Task description: From the listing below, select every line where the word "chevron" appears.

Records contained in a dataset:
start
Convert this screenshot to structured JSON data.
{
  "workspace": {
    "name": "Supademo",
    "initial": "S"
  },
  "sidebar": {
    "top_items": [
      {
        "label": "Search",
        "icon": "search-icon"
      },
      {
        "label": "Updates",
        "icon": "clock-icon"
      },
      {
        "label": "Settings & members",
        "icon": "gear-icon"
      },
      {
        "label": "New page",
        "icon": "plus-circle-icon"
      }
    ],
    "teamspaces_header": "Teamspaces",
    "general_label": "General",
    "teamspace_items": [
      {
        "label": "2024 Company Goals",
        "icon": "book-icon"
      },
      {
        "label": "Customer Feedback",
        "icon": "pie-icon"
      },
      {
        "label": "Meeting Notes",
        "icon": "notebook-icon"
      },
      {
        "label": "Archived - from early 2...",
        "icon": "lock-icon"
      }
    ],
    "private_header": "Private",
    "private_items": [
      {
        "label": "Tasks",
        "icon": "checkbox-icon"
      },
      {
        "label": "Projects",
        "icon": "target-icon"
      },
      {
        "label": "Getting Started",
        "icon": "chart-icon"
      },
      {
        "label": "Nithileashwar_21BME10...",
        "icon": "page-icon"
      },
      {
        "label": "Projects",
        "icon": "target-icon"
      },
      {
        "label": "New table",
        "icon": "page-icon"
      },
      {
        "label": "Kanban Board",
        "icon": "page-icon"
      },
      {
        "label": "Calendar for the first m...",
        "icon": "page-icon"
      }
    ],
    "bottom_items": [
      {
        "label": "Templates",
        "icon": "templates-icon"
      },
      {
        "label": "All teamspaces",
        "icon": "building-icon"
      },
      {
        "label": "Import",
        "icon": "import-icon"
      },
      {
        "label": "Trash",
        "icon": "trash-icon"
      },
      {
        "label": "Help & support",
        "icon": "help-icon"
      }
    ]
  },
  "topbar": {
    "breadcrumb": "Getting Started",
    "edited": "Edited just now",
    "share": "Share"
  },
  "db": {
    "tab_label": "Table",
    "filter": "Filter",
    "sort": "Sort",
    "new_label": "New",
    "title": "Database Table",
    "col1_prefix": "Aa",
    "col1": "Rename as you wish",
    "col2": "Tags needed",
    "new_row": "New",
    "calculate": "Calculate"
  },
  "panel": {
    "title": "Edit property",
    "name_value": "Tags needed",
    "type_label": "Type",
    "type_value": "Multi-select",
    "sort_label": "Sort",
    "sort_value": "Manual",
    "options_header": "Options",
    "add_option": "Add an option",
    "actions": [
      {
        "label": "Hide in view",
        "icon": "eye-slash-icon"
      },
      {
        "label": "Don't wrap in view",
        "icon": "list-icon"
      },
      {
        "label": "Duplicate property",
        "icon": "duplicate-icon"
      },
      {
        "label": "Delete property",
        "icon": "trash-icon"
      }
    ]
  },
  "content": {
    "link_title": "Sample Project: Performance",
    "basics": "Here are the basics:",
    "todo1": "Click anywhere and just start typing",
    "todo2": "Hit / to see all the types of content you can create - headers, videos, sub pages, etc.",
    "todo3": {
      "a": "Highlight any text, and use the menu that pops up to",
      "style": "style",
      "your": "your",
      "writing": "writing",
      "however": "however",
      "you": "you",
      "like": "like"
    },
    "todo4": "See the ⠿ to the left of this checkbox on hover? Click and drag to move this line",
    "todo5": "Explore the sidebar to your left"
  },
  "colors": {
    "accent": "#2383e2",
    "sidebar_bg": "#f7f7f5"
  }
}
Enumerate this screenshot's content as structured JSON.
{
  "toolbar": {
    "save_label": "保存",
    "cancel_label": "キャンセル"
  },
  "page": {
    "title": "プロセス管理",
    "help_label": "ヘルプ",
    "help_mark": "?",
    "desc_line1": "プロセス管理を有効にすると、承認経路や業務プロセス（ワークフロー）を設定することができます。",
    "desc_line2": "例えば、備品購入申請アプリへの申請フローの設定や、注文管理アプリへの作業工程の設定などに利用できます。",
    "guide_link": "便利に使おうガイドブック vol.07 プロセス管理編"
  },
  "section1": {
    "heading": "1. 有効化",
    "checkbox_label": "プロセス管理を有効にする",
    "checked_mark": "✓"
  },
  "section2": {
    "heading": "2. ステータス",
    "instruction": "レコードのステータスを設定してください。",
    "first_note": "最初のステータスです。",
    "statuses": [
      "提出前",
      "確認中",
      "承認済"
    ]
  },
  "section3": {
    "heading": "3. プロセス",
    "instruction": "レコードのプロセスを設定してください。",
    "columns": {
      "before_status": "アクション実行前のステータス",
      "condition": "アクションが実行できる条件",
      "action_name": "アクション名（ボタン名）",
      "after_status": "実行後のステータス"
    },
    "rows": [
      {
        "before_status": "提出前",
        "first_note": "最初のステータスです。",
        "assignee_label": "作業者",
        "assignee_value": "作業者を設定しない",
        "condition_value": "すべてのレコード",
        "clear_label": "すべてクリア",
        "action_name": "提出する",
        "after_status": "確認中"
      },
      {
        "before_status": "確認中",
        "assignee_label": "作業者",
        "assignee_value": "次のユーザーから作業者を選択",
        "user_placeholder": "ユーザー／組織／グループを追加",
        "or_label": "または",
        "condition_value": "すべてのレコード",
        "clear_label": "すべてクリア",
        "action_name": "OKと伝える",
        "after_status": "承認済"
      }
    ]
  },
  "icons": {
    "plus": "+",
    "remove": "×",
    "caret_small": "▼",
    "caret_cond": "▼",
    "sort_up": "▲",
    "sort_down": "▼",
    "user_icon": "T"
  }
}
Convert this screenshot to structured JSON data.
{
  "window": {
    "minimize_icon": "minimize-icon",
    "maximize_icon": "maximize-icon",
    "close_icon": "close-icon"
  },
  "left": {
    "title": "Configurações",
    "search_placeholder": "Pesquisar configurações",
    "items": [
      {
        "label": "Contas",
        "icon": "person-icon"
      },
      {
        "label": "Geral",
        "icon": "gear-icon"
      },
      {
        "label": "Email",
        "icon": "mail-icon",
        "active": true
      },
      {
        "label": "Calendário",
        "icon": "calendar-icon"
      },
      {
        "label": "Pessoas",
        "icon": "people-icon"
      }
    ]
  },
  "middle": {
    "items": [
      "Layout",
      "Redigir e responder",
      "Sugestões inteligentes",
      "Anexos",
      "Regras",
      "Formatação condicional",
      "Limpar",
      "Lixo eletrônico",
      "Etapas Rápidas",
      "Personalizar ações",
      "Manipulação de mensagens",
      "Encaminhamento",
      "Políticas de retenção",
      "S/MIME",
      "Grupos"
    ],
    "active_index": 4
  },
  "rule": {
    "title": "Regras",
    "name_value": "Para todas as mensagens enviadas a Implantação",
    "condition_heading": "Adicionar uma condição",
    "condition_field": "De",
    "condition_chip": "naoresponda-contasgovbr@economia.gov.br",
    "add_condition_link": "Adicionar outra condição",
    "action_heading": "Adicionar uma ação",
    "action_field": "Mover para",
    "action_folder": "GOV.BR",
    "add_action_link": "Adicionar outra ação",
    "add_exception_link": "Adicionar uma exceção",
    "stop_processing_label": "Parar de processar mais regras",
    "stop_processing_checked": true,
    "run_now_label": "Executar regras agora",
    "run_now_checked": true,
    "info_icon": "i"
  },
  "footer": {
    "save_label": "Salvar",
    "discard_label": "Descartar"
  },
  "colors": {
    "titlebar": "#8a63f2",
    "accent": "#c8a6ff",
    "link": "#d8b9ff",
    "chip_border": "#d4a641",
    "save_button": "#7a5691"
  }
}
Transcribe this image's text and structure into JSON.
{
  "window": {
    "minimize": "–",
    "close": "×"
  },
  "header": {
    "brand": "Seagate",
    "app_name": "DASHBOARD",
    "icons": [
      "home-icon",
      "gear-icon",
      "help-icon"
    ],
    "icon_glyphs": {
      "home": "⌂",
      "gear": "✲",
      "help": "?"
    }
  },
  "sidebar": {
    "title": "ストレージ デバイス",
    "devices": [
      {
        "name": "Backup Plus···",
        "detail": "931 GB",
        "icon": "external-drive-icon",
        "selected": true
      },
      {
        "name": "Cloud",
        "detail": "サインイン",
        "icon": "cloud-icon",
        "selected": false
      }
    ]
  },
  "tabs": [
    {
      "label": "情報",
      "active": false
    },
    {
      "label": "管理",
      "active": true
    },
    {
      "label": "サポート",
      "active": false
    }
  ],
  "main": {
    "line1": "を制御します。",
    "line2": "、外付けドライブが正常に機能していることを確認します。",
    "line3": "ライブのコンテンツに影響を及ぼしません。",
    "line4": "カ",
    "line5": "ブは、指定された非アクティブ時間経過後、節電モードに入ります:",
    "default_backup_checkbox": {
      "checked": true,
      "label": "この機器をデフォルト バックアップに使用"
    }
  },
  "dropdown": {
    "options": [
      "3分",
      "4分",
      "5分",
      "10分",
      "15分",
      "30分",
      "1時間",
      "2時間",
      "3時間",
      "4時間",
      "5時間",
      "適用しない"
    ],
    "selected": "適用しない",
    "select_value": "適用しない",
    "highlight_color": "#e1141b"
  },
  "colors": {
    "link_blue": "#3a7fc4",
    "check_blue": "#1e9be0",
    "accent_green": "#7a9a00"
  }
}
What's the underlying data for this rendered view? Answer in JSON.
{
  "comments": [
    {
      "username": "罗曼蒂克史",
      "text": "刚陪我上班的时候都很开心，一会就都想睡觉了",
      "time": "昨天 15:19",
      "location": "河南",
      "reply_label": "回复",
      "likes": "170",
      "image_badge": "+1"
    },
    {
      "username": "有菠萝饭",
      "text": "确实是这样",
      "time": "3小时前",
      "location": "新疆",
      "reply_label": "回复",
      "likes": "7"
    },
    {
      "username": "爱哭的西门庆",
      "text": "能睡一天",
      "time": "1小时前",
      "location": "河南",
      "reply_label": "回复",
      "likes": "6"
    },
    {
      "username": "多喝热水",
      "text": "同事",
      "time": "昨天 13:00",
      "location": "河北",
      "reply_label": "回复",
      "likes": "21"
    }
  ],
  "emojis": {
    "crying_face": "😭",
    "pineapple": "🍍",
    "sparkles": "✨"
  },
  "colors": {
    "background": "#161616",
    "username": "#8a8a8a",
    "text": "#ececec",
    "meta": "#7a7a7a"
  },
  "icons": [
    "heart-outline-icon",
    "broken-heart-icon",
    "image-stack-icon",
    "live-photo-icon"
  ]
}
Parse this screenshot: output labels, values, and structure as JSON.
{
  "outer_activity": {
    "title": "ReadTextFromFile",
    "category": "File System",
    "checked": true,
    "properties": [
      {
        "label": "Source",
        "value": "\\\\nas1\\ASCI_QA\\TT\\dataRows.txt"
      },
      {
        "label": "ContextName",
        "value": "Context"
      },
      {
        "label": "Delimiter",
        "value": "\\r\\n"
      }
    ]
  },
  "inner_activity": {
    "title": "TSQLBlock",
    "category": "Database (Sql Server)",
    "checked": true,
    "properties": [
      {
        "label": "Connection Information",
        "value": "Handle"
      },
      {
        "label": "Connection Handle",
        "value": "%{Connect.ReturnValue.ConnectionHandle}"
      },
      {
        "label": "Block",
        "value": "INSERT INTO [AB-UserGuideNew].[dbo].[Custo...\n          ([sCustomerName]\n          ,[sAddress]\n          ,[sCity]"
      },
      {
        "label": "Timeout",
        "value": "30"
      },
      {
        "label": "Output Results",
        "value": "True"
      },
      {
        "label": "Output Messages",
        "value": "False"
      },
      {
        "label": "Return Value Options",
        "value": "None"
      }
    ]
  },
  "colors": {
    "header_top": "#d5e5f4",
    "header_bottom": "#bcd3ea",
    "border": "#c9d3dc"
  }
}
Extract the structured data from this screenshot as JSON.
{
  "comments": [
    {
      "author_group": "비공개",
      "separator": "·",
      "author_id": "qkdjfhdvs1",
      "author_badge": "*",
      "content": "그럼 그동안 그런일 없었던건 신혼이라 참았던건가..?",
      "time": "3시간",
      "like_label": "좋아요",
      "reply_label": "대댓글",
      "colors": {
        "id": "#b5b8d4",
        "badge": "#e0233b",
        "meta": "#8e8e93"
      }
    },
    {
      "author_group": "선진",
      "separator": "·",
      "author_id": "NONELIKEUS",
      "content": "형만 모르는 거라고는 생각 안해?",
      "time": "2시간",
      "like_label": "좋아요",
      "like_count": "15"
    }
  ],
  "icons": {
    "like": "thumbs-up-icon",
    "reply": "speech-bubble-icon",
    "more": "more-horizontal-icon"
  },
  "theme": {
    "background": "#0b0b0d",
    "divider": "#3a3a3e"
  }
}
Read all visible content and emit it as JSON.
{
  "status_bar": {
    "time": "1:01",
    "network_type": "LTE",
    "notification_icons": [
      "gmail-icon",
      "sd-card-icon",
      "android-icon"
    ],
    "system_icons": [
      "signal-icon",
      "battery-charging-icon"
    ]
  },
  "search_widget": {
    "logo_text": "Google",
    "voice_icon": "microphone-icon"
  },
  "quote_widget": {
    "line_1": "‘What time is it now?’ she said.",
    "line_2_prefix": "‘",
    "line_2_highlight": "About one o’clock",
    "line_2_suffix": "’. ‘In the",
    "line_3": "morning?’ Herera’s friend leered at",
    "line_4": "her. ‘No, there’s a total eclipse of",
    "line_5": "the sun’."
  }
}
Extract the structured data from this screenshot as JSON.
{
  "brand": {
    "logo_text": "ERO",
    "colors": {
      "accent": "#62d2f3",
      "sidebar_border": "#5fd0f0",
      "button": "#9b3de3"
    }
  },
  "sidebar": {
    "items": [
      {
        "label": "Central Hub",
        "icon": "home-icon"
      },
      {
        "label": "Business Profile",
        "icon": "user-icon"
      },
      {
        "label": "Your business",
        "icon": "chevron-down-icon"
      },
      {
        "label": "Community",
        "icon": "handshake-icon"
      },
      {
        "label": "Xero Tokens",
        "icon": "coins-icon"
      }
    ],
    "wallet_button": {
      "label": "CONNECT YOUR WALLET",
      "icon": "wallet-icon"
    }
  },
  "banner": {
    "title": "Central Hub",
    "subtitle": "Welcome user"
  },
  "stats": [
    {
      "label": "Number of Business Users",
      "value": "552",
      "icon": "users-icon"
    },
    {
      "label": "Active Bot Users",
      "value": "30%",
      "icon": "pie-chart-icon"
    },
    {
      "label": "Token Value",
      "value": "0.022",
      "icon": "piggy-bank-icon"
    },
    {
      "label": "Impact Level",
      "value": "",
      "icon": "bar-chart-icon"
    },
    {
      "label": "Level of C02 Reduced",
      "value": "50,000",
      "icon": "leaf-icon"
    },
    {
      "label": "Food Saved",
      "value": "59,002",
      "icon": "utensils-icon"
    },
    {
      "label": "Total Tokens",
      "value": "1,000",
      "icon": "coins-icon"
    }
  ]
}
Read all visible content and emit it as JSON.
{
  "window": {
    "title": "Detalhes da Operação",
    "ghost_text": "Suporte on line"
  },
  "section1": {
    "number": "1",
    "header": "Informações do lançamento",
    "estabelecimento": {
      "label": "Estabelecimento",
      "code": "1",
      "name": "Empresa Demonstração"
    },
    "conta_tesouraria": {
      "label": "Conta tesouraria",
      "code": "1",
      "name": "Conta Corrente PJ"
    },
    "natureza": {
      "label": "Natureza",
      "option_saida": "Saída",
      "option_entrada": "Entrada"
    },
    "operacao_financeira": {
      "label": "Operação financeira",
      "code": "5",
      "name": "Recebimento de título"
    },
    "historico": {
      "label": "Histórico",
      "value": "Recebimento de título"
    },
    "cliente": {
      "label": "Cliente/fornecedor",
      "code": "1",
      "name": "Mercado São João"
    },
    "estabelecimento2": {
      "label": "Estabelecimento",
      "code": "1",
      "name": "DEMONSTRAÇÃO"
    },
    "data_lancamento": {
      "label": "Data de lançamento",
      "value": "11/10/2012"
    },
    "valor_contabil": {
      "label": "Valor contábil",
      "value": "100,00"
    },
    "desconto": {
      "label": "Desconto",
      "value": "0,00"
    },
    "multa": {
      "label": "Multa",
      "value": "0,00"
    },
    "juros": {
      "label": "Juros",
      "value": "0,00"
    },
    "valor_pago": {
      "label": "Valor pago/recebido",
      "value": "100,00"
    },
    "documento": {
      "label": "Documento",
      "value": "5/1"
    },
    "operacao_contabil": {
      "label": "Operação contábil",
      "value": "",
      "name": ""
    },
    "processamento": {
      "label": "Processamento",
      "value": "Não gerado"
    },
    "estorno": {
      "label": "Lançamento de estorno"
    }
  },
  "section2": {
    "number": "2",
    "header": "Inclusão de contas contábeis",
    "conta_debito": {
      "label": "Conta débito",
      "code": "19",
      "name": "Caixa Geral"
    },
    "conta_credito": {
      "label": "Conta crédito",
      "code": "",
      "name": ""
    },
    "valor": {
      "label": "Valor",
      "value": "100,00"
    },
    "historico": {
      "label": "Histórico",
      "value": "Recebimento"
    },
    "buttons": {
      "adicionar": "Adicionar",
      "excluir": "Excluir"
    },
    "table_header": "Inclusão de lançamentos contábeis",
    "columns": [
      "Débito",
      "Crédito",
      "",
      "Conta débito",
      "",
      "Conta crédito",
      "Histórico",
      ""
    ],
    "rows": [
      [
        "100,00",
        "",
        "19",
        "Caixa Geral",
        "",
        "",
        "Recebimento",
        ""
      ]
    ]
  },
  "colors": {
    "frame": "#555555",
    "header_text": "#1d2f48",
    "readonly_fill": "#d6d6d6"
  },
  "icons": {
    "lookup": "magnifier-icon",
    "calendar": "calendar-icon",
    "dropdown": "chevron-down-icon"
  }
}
end
Result of this task:
        "icon": "chevron-down-icon"
    "dropdown": "chevron-down-icon"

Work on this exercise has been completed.